RECORDS PROVIDED:
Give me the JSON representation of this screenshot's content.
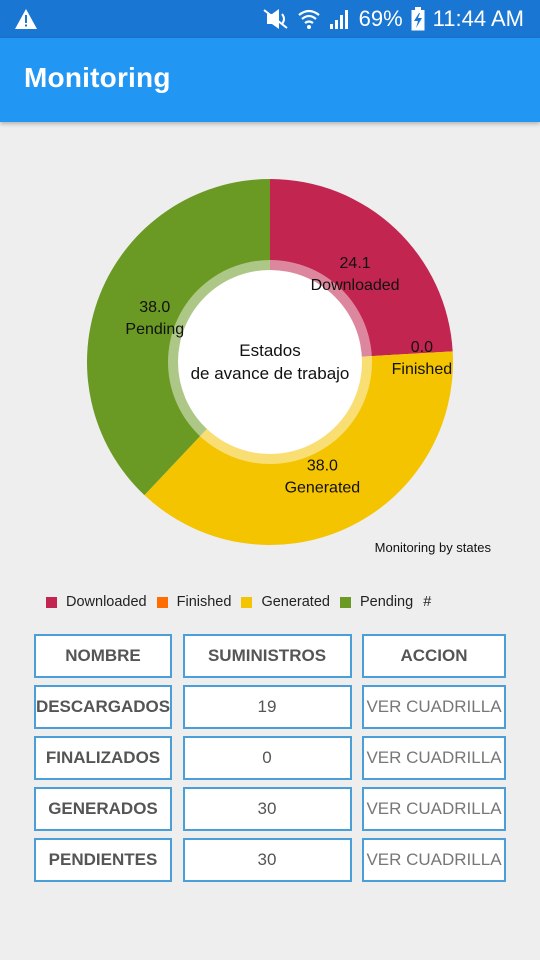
{
  "status_bar": {
    "icons": [
      "warning-icon",
      "mute-icon",
      "wifi-icon",
      "signal-icon",
      "battery-charging-icon"
    ],
    "battery": "69%",
    "time": "11:44 AM"
  },
  "app_bar": {
    "title": "Monitoring"
  },
  "chart_data": {
    "type": "pie",
    "center_text_line1": "Estados",
    "center_text_line2": "de avance de trabajo",
    "description": "Monitoring by states",
    "slices": [
      {
        "label": "Downloaded",
        "value": 24.1,
        "value_label": "24.1",
        "color": "#c2254f"
      },
      {
        "label": "Finished",
        "value": 0.0,
        "value_label": "0.0",
        "color": "#ff6d00"
      },
      {
        "label": "Generated",
        "value": 38.0,
        "value_label": "38.0",
        "color": "#f4c400"
      },
      {
        "label": "Pending",
        "value": 38.0,
        "value_label": "38.0",
        "color": "#6a9a23"
      }
    ],
    "legend": [
      "Downloaded",
      "Finished",
      "Generated",
      "Pending"
    ],
    "legend_suffix": "#"
  },
  "table": {
    "headers": [
      "NOMBRE",
      "SUMINISTROS",
      "ACCION"
    ],
    "rows": [
      {
        "name": "DESCARGADOS",
        "count": "19",
        "action": "VER CUADRILLA"
      },
      {
        "name": "FINALIZADOS",
        "count": "0",
        "action": "VER CUADRILLA"
      },
      {
        "name": "GENERADOS",
        "count": "30",
        "action": "VER CUADRILLA"
      },
      {
        "name": "PENDIENTES",
        "count": "30",
        "action": "VER CUADRILLA"
      }
    ]
  }
}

WHAT IS BEING ASKED: Restate the data above word for word. Do not include the images.

FULL ANSWER:
Give me the JSON representation of this screenshot's content.
{
  "status_bar": {
    "icons": [
      "warning-icon",
      "mute-icon",
      "wifi-icon",
      "signal-icon",
      "battery-charging-icon"
    ],
    "battery": "69%",
    "time": "11:44 AM"
  },
  "app_bar": {
    "title": "Monitoring"
  },
  "chart_data": {
    "type": "pie",
    "center_text_line1": "Estados",
    "center_text_line2": "de avance de trabajo",
    "description": "Monitoring by states",
    "slices": [
      {
        "label": "Downloaded",
        "value": 24.1,
        "value_label": "24.1",
        "color": "#c2254f"
      },
      {
        "label": "Finished",
        "value": 0.0,
        "value_label": "0.0",
        "color": "#ff6d00"
      },
      {
        "label": "Generated",
        "value": 38.0,
        "value_label": "38.0",
        "color": "#f4c400"
      },
      {
        "label": "Pending",
        "value": 38.0,
        "value_label": "38.0",
        "color": "#6a9a23"
      }
    ],
    "legend": [
      "Downloaded",
      "Finished",
      "Generated",
      "Pending"
    ],
    "legend_suffix": "#"
  },
  "table": {
    "headers": [
      "NOMBRE",
      "SUMINISTROS",
      "ACCION"
    ],
    "rows": [
      {
        "name": "DESCARGADOS",
        "count": "19",
        "action": "VER CUADRILLA"
      },
      {
        "name": "FINALIZADOS",
        "count": "0",
        "action": "VER CUADRILLA"
      },
      {
        "name": "GENERADOS",
        "count": "30",
        "action": "VER CUADRILLA"
      },
      {
        "name": "PENDIENTES",
        "count": "30",
        "action": "VER CUADRILLA"
      }
    ]
  }
}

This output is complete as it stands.